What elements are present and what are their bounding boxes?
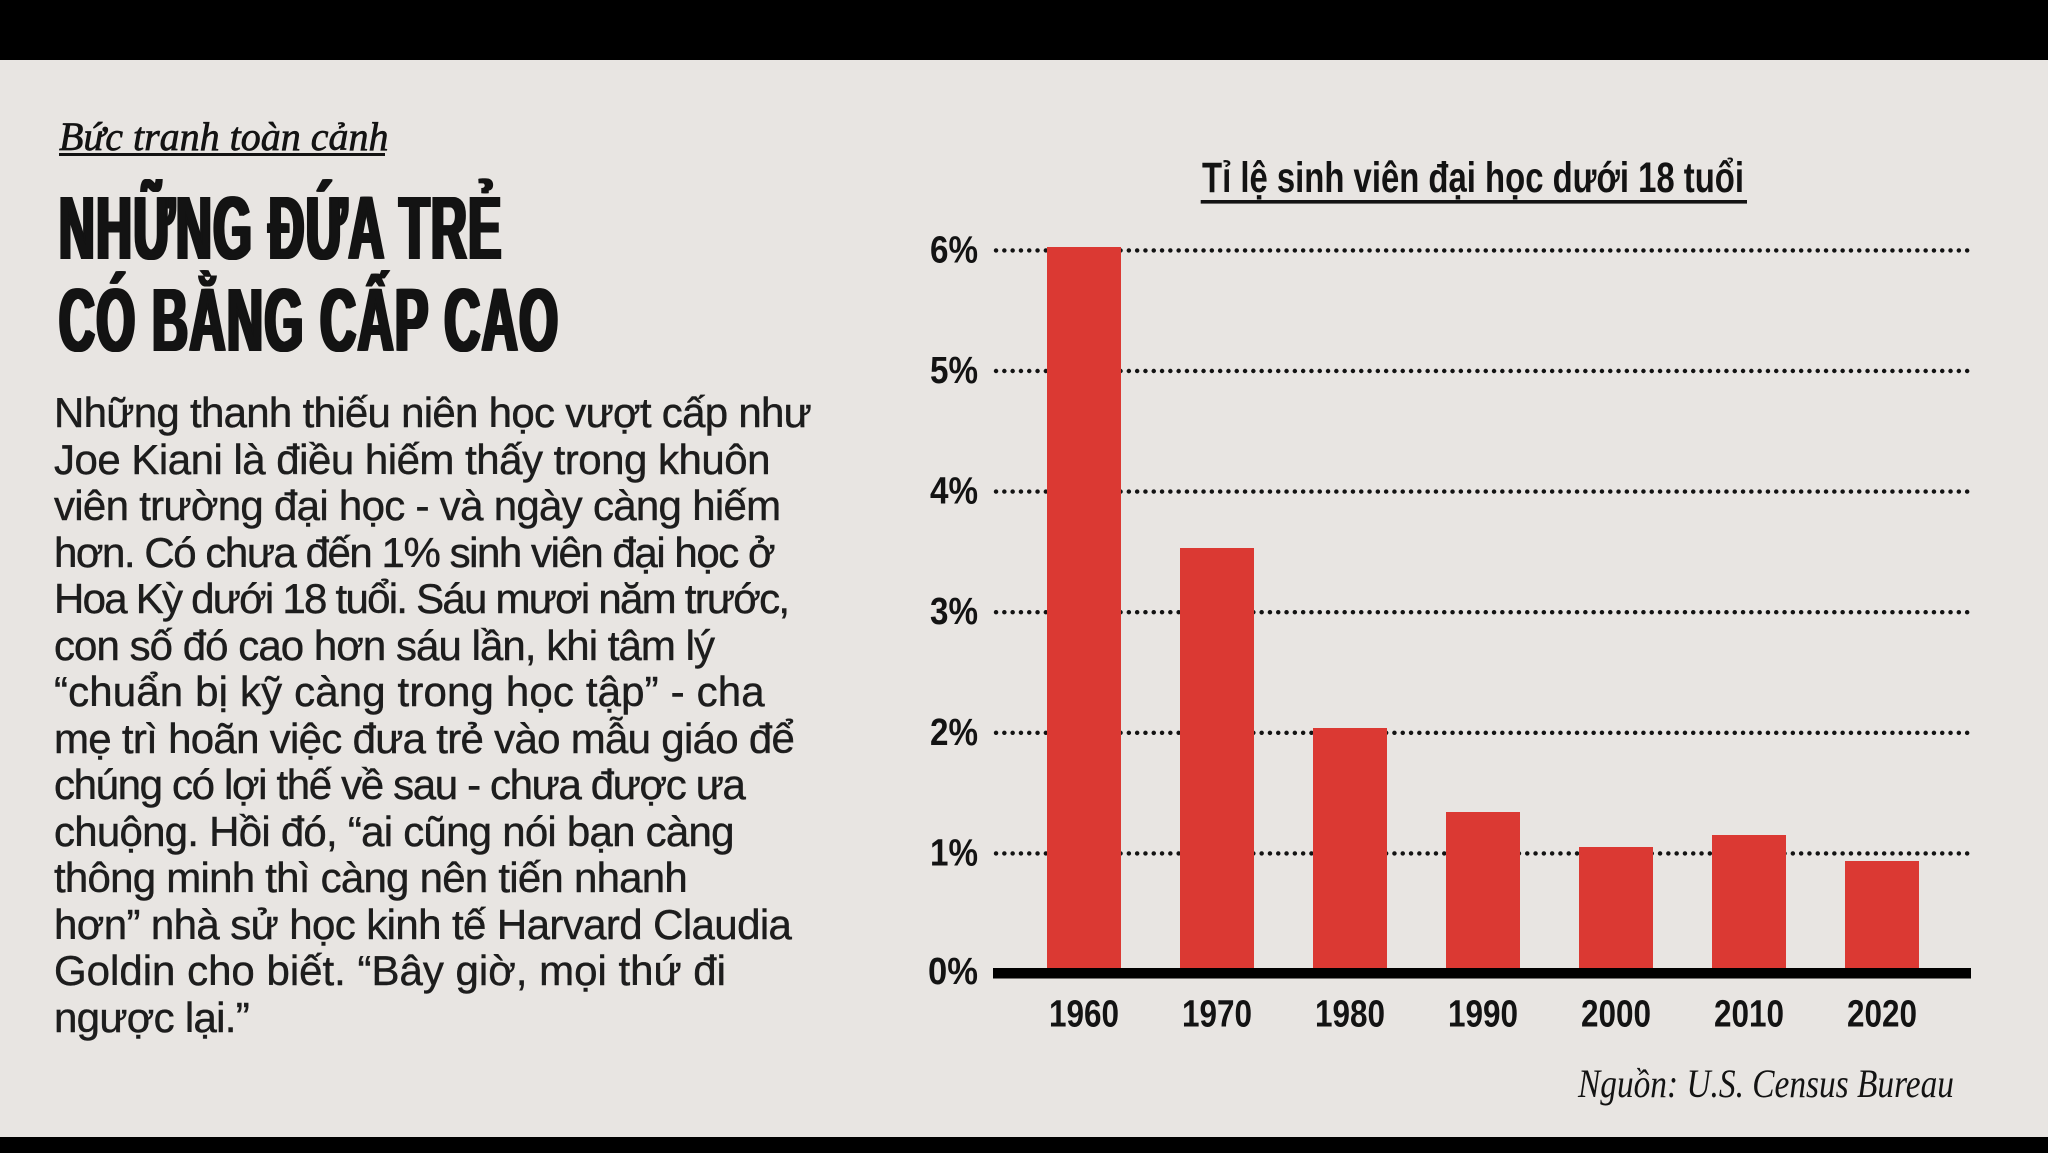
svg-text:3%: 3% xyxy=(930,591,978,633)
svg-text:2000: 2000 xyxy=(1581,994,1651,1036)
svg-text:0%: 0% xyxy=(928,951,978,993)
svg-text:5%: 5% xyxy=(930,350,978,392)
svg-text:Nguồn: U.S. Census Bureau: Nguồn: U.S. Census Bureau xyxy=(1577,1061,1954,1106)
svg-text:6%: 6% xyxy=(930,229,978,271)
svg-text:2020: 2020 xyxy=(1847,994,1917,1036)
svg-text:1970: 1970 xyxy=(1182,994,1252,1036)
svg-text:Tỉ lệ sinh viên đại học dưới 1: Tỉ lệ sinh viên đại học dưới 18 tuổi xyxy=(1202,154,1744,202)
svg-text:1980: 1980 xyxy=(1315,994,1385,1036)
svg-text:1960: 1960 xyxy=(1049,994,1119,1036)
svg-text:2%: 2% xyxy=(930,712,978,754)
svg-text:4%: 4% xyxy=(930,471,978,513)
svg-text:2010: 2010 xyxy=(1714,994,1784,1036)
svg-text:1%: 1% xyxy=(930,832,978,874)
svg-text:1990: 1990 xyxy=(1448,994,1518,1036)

────────────────────────────────────────

Reproduce all of the lines above word for word, leaving out the pictures.

What elements are present and what are their bounding boxes?
svg-text:3%: 3% xyxy=(930,591,978,633)
svg-text:2000: 2000 xyxy=(1581,994,1651,1036)
svg-text:0%: 0% xyxy=(928,951,978,993)
svg-text:5%: 5% xyxy=(930,350,978,392)
svg-text:Nguồn: U.S. Census Bureau: Nguồn: U.S. Census Bureau xyxy=(1577,1061,1954,1106)
svg-text:6%: 6% xyxy=(930,229,978,271)
svg-text:2020: 2020 xyxy=(1847,994,1917,1036)
svg-text:1970: 1970 xyxy=(1182,994,1252,1036)
svg-text:Tỉ lệ sinh viên đại học dưới 1: Tỉ lệ sinh viên đại học dưới 18 tuổi xyxy=(1202,154,1744,202)
svg-text:1980: 1980 xyxy=(1315,994,1385,1036)
svg-text:1960: 1960 xyxy=(1049,994,1119,1036)
svg-text:2%: 2% xyxy=(930,712,978,754)
svg-text:4%: 4% xyxy=(930,471,978,513)
svg-text:2010: 2010 xyxy=(1714,994,1784,1036)
svg-text:1%: 1% xyxy=(930,832,978,874)
svg-text:1990: 1990 xyxy=(1448,994,1518,1036)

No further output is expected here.